*The request*
Write out the whole listing again, exactly.

*Source material*
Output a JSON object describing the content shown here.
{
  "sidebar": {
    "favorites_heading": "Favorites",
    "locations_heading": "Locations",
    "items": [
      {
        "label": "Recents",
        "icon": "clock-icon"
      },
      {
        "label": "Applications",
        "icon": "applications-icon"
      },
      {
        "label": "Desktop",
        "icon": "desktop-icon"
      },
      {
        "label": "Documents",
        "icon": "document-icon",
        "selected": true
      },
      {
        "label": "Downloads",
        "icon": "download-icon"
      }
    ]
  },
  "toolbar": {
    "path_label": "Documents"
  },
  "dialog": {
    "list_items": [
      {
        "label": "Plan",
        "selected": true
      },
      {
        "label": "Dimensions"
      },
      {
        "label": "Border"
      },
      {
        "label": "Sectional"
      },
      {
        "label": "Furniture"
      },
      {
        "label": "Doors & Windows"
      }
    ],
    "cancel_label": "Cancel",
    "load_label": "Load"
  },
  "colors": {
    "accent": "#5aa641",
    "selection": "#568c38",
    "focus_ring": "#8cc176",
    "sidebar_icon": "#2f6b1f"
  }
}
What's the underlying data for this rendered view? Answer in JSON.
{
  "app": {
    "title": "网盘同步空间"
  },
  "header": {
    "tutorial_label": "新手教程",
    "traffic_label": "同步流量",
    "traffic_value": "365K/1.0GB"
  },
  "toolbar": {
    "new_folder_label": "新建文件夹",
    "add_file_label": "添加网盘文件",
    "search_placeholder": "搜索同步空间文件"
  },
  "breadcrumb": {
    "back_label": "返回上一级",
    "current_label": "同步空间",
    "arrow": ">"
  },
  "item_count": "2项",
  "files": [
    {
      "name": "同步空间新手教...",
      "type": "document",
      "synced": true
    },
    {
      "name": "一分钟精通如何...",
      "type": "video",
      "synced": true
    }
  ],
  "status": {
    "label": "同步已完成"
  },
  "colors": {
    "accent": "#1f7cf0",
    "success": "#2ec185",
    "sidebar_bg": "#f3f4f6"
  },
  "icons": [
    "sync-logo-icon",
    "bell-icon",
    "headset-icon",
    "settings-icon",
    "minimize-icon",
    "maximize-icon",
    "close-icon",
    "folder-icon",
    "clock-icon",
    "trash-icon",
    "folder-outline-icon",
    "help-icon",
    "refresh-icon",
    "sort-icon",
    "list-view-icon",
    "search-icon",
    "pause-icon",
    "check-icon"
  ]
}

*Finished exercise*
Output a JSON object describing the content shown here.
{
  "sidebar": {
    "favorites_heading": "Favorites",
    "locations_heading": "Locations",
    "items": [
      {
        "label": "Recents",
        "icon": "clock-icon"
      },
      {
        "label": "Applications",
        "icon": "applications-icon"
      },
      {
        "label": "Desktop",
        "icon": "desktop-icon"
      },
      {
        "label": "Documents",
        "icon": "document-icon",
        "selected": true
      },
      {
        "label": "Downloads",
        "icon": "download-icon"
      }
    ]
  },
  "toolbar": {
    "path_label": "Documents"
  },
  "dialog": {
    "list_items": [
      {
        "label": "Plan",
        "selected": true
      },
      {
        "label": "Dimensions"
      },
      {
        "label": "Border"
      },
      {
        "label": "Sectional"
      },
      {
        "label": "Furniture"
      },
      {
        "label": "Doors & Windows"
      }
    ],
    "cancel_label": "Cancel",
    "load_label": "Load"
  },
  "colors": {
    "accent": "#5aa641",
    "selection": "#568c38",
    "focus_ring": "#8cc176",
    "sidebar_icon": "#2f6b1f"
  }
}
What's the underlying data for this rendered view? Answer in JSON.
{
  "app": {
    "title": "网盘同步空间"
  },
  "header": {
    "tutorial_label": "新手教程",
    "traffic_label": "同步流量",
    "traffic_value": "365K/1.0GB"
  },
  "toolbar": {
    "new_folder_label": "新建文件夹",
    "add_file_label": "添加网盘文件",
    "search_placeholder": "搜索同步空间文件"
  },
  "breadcrumb": {
    "back_label": "返回上一级",
    "current_label": "同步空间",
    "arrow": ">"
  },
  "item_count": "2项",
  "files": [
    {
      "name": "同步空间新手教...",
      "type": "document",
      "synced": true
    },
    {
      "name": "一分钟精通如何...",
      "type": "video",
      "synced": true
    }
  ],
  "status": {
    "label": "同步已完成"
  },
  "colors": {
    "accent": "#1f7cf0",
    "success": "#2ec185",
    "sidebar_bg": "#f3f4f6"
  },
  "icons": [
    "sync-logo-icon",
    "bell-icon",
    "headset-icon",
    "settings-icon",
    "minimize-icon",
    "maximize-icon",
    "close-icon",
    "folder-icon",
    "clock-icon",
    "trash-icon",
    "folder-outline-icon",
    "help-icon",
    "refresh-icon",
    "sort-icon",
    "list-view-icon",
    "search-icon",
    "pause-icon",
    "check-icon"
  ]
}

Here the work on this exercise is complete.